#### [Problem requirements]
Pick out each line with the word "title" from the material that follows.

━━ Information provided

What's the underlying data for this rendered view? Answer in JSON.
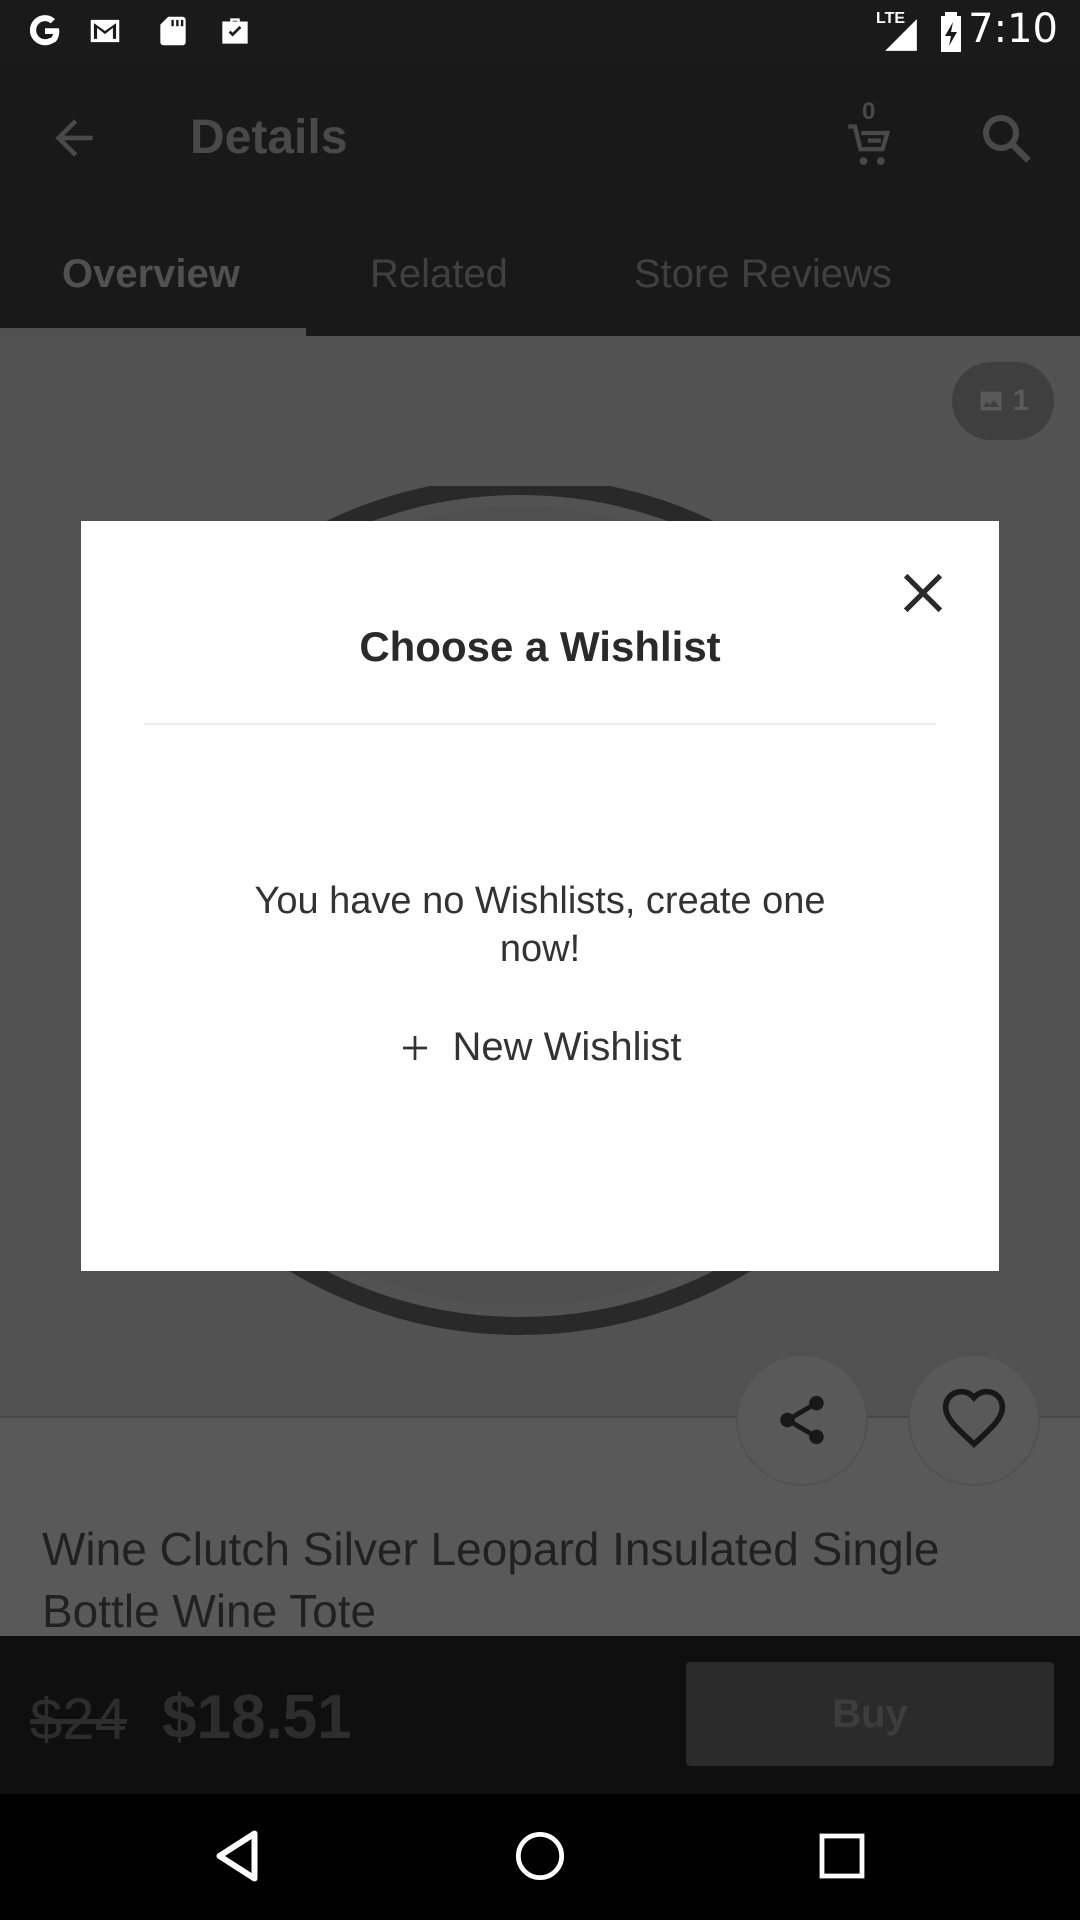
{
  "status_bar": {
    "time": "7:10",
    "network": "LTE",
    "left_icons": [
      "google-icon",
      "gmail-icon",
      "sd-card-icon",
      "briefcase-check-icon"
    ]
  },
  "appbar": {
    "title": "Details",
    "cart_count": "0"
  },
  "tabs": [
    {
      "label": "Overview",
      "active": true
    },
    {
      "label": "Related",
      "active": false
    },
    {
      "label": "Store Reviews",
      "active": false
    }
  ],
  "product": {
    "image_count": "1",
    "title": "Wine Clutch Silver Leopard Insulated Single Bottle Wine Tote",
    "price_old": "$24",
    "price_new": "$18.51",
    "buy_label": "Buy"
  },
  "dialog": {
    "title": "Choose a Wishlist",
    "empty_message": "You have no Wishlists, create one now!",
    "new_wishlist_label": "New Wishlist"
  }
}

━━━━

#### [Output]
    "title": "Details",
    "title": "Wine Clutch Silver Leopard Insulated Single Bottle Wine Tote",
    "title": "Choose a Wishlist",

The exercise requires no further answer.